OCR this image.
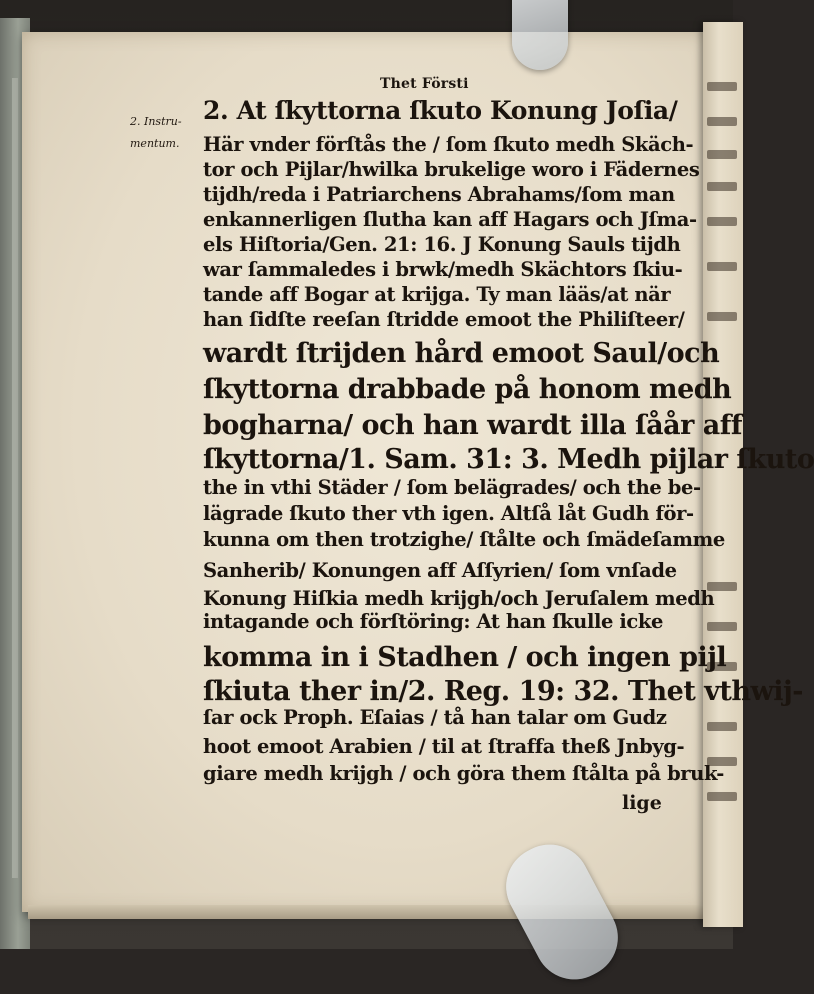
Thet Försti
2. Instru-
mentum.
2. At ſkyttorna ſkuto Konung Joſia/
Här vnder förſtås the / ſom ſkuto medh Skäch-
tor och Pijlar/hwilka brukelige woro i Fädernes
tijdh/reda i Patriarchens Abrahams/ſom man
enkannerligen ſlutha kan aff Hagars och Jſma-
els Hiſtoria/Gen. 21: 16. J Konung Sauls tijdh
war ſammaledes i brwk/medh Skächtors ſkiu-
tande aff Bogar at krijga. Ty man lääs/at när
han ſidſte reeſan ſtridde emoot the Philiſteer/
wardt ſtrijden hård emoot Saul/och
ſkyttorna drabbade på honom medh
bogharna/ och han wardt illa ſåår aff
ſkyttorna/1. Sam. 31: 3. Medh pijlar ſkuto
the in vthi Städer / ſom belägrades/ och the be-
lägrade ſkuto ther vth igen. Altſå låt Gudh för-
kunna om then trotzighe/ ſtålte och ſmädeſamme
Sanherib/ Konungen aff Aſſyrien/ ſom vnſade
Konung Hiſkia medh krijgh/och Jeruſalem medh
intagande och förſtöring: At han ſkulle icke
komma in i Stadhen / och ingen pijl
ſkiuta ther in/2. Reg. 19: 32. Thet vthwij-
ſar ock Proph. Eſaias / tå han talar om Gudz
hoot emoot Arabien / til at ſtraffa theß Jnbyg-
giare medh krijgh / och göra them ſtålta på bruk-
lige
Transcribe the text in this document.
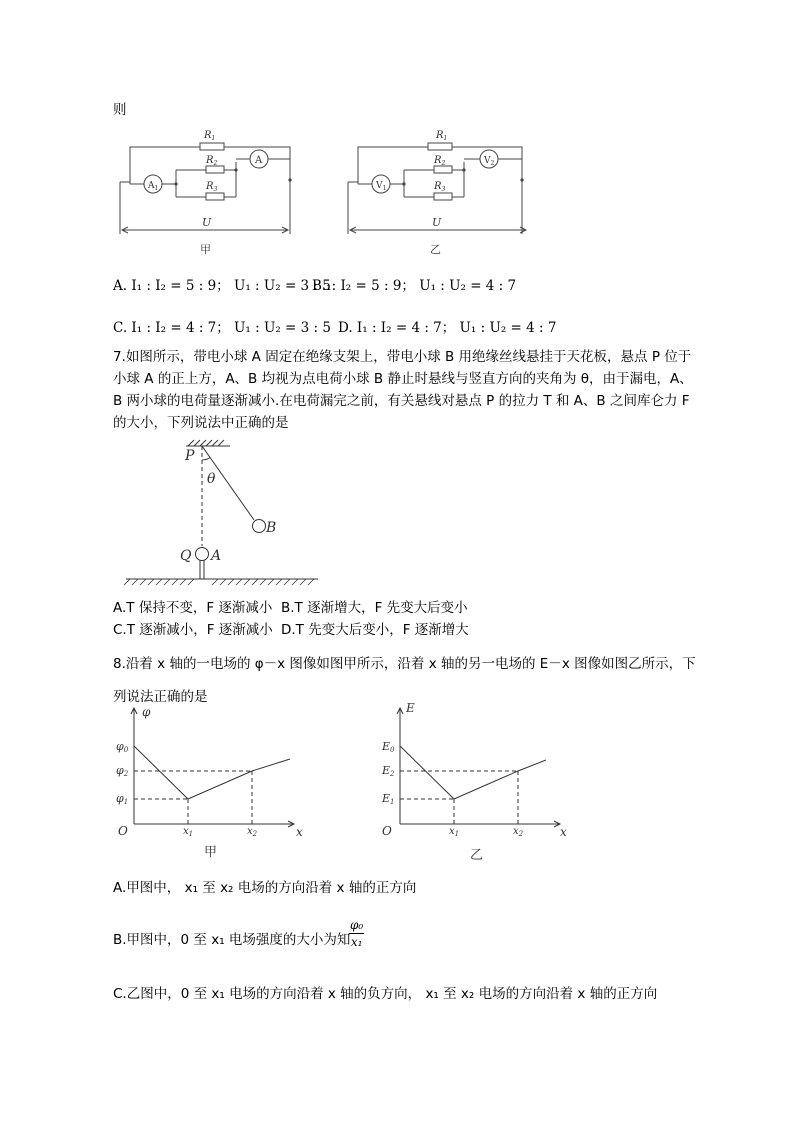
则
$R_1$
$R_2$
$R_3$
A
$A_1$
U
甲
$R_1$
$R_2$
$R_3$
$V_2$
$V_1$
U
乙
A. I₁ : I₂ = 5 : 9； U₁ : U₂ = 3 : 5
B.₁: I₂ = 5 : 9； U₁ : U₂ = 4 : 7
C. I₁ : I₂ = 4 : 7； U₁ : U₂ = 3 : 5 D. I₁ : I₂ = 4 : 7； U₁ : U₂ = 4 : 7
7.如图所示，带电小球 A 固定在绝缘支架上，带电小球 B 用绝缘丝线悬挂于天花板，悬点 P 位于
小球 A 的正上方，A、B 均视为点电荷小球 B 静止时悬线与竖直方向的夹角为 θ，由于漏电，A、
B 两小球的电荷量逐渐减小.在电荷漏完之前，有关悬线对悬点 P 的拉力 T 和 A、B 之间库仑力 F
的大小，下列说法中正确的是
P
θ
B
Q A
A.T 保持不变，F 逐渐减小 B.T 逐渐增大，F 先变大后变小
C.T 逐渐减小，F 逐渐减小 D.T 先变大后变小，F 逐渐增大
8.沿着 x 轴的一电场的 φ－x 图像如图甲所示，沿着 x 轴的另一电场的 E－x 图像如图乙所示，下
列说法正确的是
φ
φ0
φ2
φ1
O	$x_1$	$x_2$	x
甲
E
E0
E2
E1
O	$x_1$	$x_2$	x
乙
A.甲图中， x₁ 至 x₂ 电场的方向沿着 x 轴的正方向
B.甲图中，0 至 x₁ 电场强度的大小为知
$\frac{\text{φ₀}}{\text{x₁}}$
C.乙图中，0 至 x₁ 电场的方向沿着 x 轴的负方向， x₁ 至 x₂ 电场的方向沿着 x 轴的正方向
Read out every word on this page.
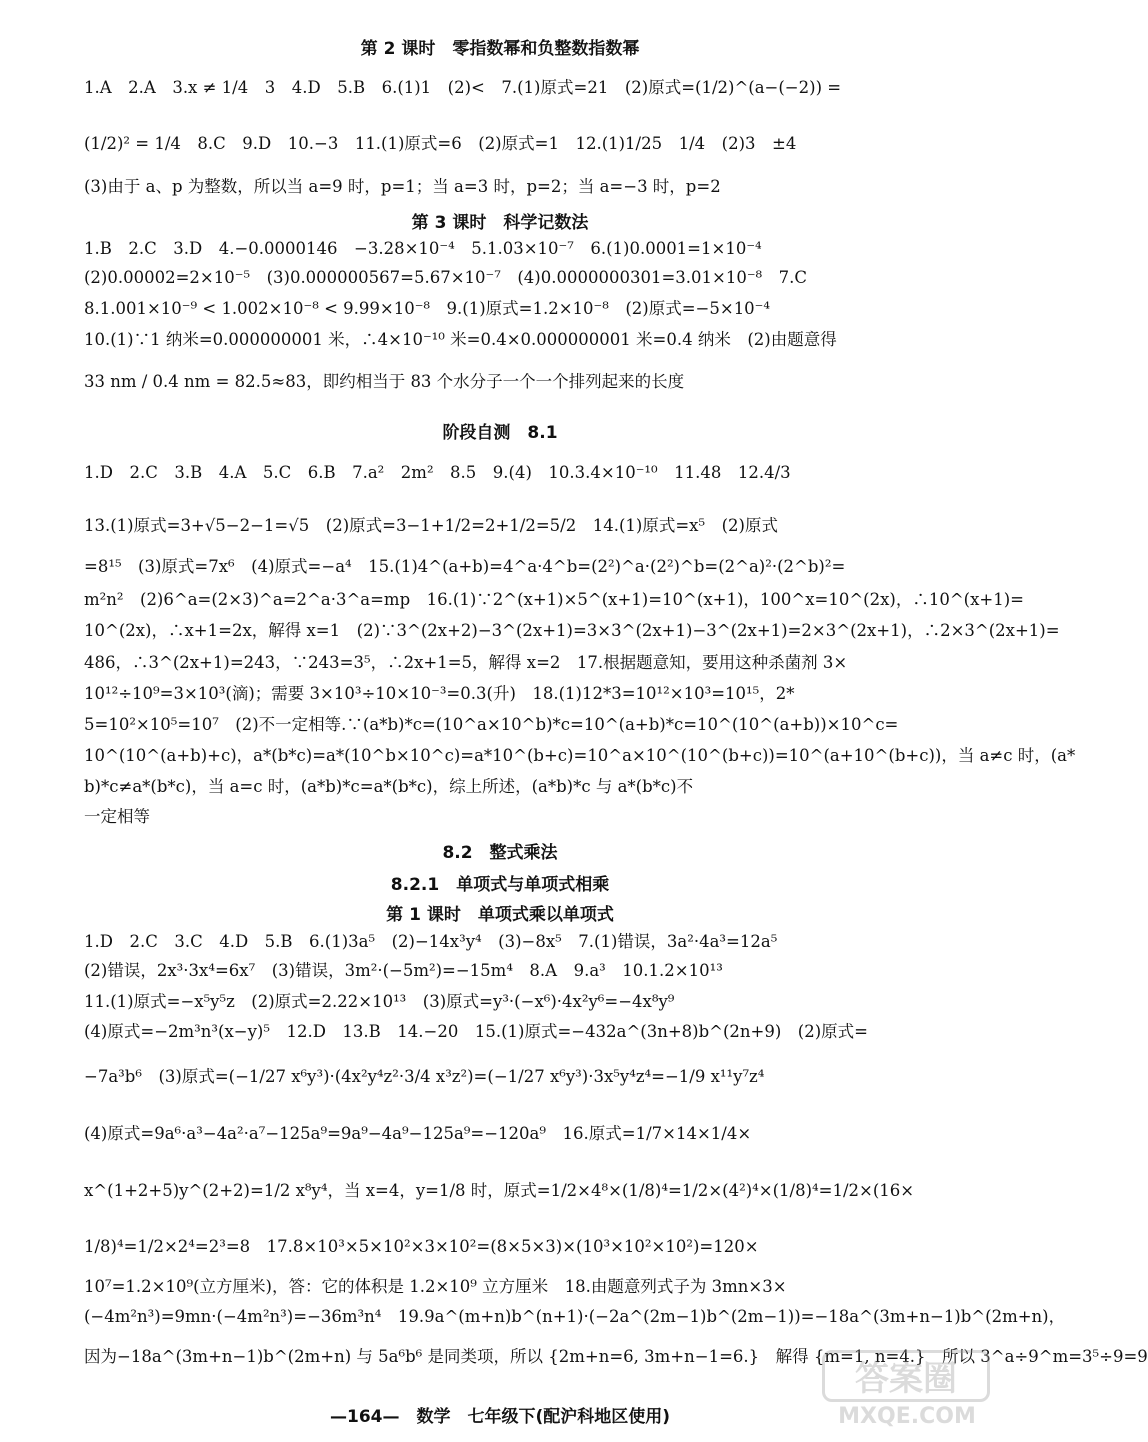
第 2 课时　零指数幂和负整数指数幂
1.A　2.A　3.x ≠ 1/4　3　4.D　5.B　6.(1)1　(2)<　7.(1)原式=21　(2)原式=(1/2)^(a−(−2)) =
(1/2)² = 1/4　8.C　9.D　10.−3　11.(1)原式=6　(2)原式=1　12.(1)1/25　1/4　(2)3　±4
(3)由于 a、p 为整数，所以当 a=9 时，p=1；当 a=3 时，p=2；当 a=−3 时，p=2
第 3 课时　科学记数法
1.B　2.C　3.D　4.−0.0000146　−3.28×10⁻⁴　5.1.03×10⁻⁷　6.(1)0.0001=1×10⁻⁴
(2)0.00002=2×10⁻⁵　(3)0.000000567=5.67×10⁻⁷　(4)0.0000000301=3.01×10⁻⁸　7.C
8.1.001×10⁻⁹ < 1.002×10⁻⁸ < 9.99×10⁻⁸　9.(1)原式=1.2×10⁻⁸　(2)原式=−5×10⁻⁴
10.(1)∵1 纳米=0.000000001 米，∴4×10⁻¹⁰ 米=0.4×0.000000001 米=0.4 纳米　(2)由题意得
33 nm / 0.4 nm = 82.5≈83，即约相当于 83 个水分子一个一个排列起来的长度
阶段自测　8.1
1.D　2.C　3.B　4.A　5.C　6.B　7.a²　2m²　8.5　9.(4)　10.3.4×10⁻¹⁰　11.48　12.4/3
13.(1)原式=3+√5−2−1=√5　(2)原式=3−1+1/2=2+1/2=5/2　14.(1)原式=x⁵　(2)原式
=8¹⁵　(3)原式=7x⁶　(4)原式=−a⁴　15.(1)4^(a+b)=4^a·4^b=(2²)^a·(2²)^b=(2^a)²·(2^b)²=
m²n²　(2)6^a=(2×3)^a=2^a·3^a=mp　16.(1)∵2^(x+1)×5^(x+1)=10^(x+1)，100^x=10^(2x)，∴10^(x+1)=
10^(2x)，∴x+1=2x，解得 x=1　(2)∵3^(2x+2)−3^(2x+1)=3×3^(2x+1)−3^(2x+1)=2×3^(2x+1)，∴2×3^(2x+1)=
486，∴3^(2x+1)=243，∵243=3⁵，∴2x+1=5，解得 x=2　17.根据题意知，要用这种杀菌剂 3×
10¹²÷10⁹=3×10³(滴)；需要 3×10³÷10×10⁻³=0.3(升)　18.(1)12*3=10¹²×10³=10¹⁵，2*
5=10²×10⁵=10⁷　(2)不一定相等.∵(a*b)*c=(10^a×10^b)*c=10^(a+b)*c=10^(10^(a+b))×10^c=
10^(10^(a+b)+c)，a*(b*c)=a*(10^b×10^c)=a*10^(b+c)=10^a×10^(10^(b+c))=10^(a+10^(b+c))，当 a≠c 时，(a*
b)*c≠a*(b*c)，当 a=c 时，(a*b)*c=a*(b*c)，综上所述，(a*b)*c 与 a*(b*c)不
一定相等
8.2　整式乘法
8.2.1　单项式与单项式相乘
第 1 课时　单项式乘以单项式
1.D　2.C　3.C　4.D　5.B　6.(1)3a⁵　(2)−14x³y⁴　(3)−8x⁵　7.(1)错误，3a²·4a³=12a⁵
(2)错误，2x³·3x⁴=6x⁷　(3)错误，3m²·(−5m²)=−15m⁴　8.A　9.a³　10.1.2×10¹³
11.(1)原式=−x⁵y⁵z　(2)原式=2.22×10¹³　(3)原式=y³·(−x⁶)·4x²y⁶=−4x⁸y⁹
(4)原式=−2m³n³(x−y)⁵　12.D　13.B　14.−20　15.(1)原式=−432a^(3n+8)b^(2n+9)　(2)原式=
−7a³b⁶　(3)原式=(−1/27 x⁶y³)·(4x²y⁴z²·3/4 x³z²)=(−1/27 x⁶y³)·3x⁵y⁴z⁴=−1/9 x¹¹y⁷z⁴
(4)原式=9a⁶·a³−4a²·a⁷−125a⁹=9a⁹−4a⁹−125a⁹=−120a⁹　16.原式=1/7×14×1/4×
x^(1+2+5)y^(2+2)=1/2 x⁸y⁴，当 x=4，y=1/8 时，原式=1/2×4⁸×(1/8)⁴=1/2×(4²)⁴×(1/8)⁴=1/2×(16×
1/8)⁴=1/2×2⁴=2³=8　17.8×10³×5×10²×3×10²=(8×5×3)×(10³×10²×10²)=120×
10⁷=1.2×10⁹(立方厘米)，答：它的体积是 1.2×10⁹ 立方厘米　18.由题意列式子为 3mn×3×
(−4m²n³)=9mn·(−4m²n³)=−36m³n⁴　19.9a^(m+n)b^(n+1)·(−2a^(2m−1)b^(2m−1))=−18a^(3m+n−1)b^(2m+n)，
因为−18a^(3m+n−1)b^(2m+n) 与 5a⁶b⁶ 是同类项，所以 {2m+n=6, 3m+n−1=6.}　解得 {m=1, n=4.}　所以 3^a÷9^m=3⁵÷9=9
—164—　数学　七年级下(配沪科地区使用)
答案圈
MXQE.COM
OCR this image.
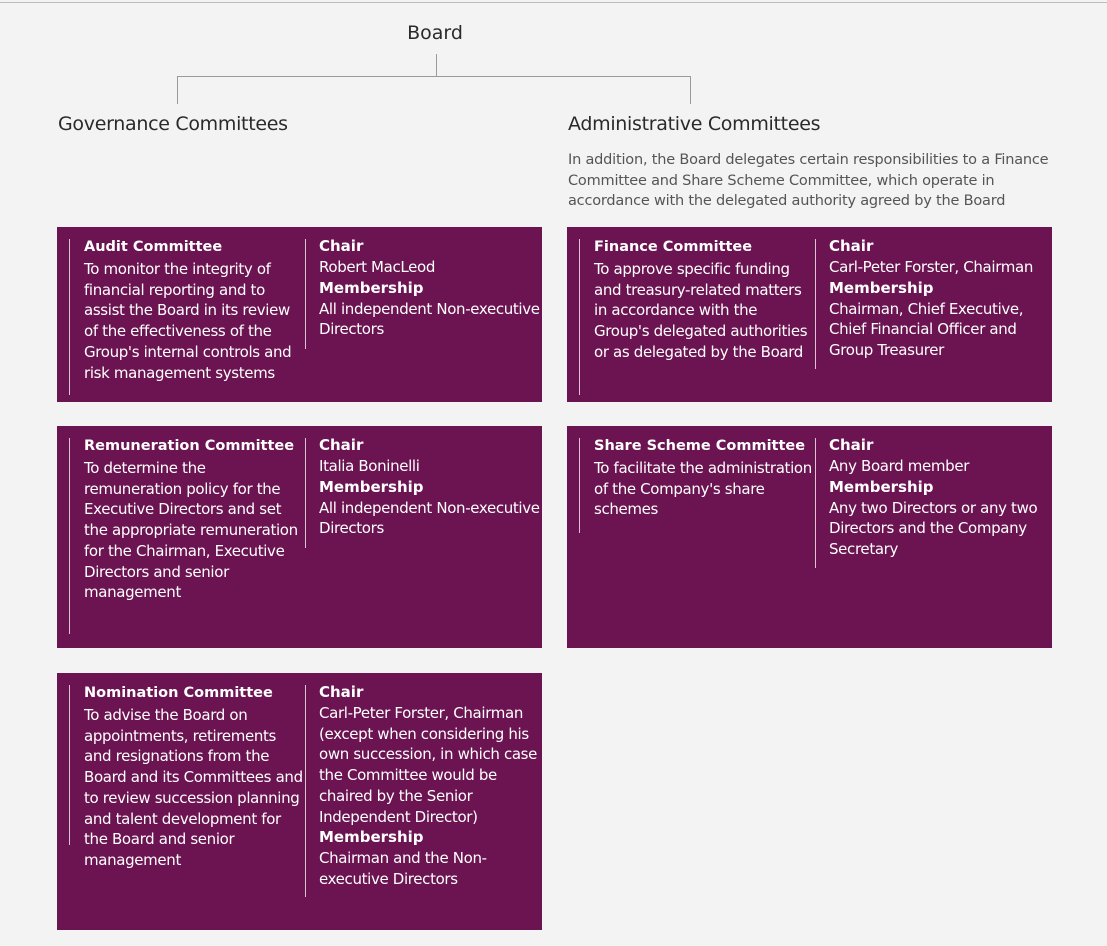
Board
Governance Committees	Administrative Committees
In addition, the Board delegates certain responsibilities to a Finance Committee and Share Scheme Committee, which operate in accordance with the delegated authority agreed by the Board
Audit Committee
To monitor the integrity of financial reporting and to assist the Board in its review of the effectiveness of the Group's internal controls and risk management systems
Chair
Robert MacLeod
Membership
All independent Non-executive Directors
Remuneration Committee
To determine the remuneration policy for the Executive Directors and set the appropriate remuneration for the Chairman, Executive Directors and senior management
Chair
Italia Boninelli
Membership
All independent Non-executive Directors
Nomination Committee
To advise the Board on appointments, retirements and resignations from the Board and its Committees and to review succession planning and talent development for the Board and senior management
Chair
Carl-Peter Forster, Chairman (except when considering his own succession, in which case the Committee would be chaired by the Senior Independent Director)
Membership
Chairman and the Non-executive Directors
Finance Committee
To approve specific funding and treasury-related matters in accordance with the Group's delegated authorities or as delegated by the Board
Chair
Carl-Peter Forster, Chairman
Membership
Chairman, Chief Executive, Chief Financial Officer and Group Treasurer
Share Scheme Committee
To facilitate the administration of the Company's share schemes
Chair
Any Board member
Membership
Any two Directors or any two Directors and the Company Secretary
┄┄┄┄┄┄
> _DIRECTIVE_: Identify the lines that hold the word "krijgh". Copy every one of them.

> _TASK SOLUTION_:
Konung Hiſkia medh krijgh/och Jeruſalem medh
giare medh krijgh / och göra them ſtålta på bruk-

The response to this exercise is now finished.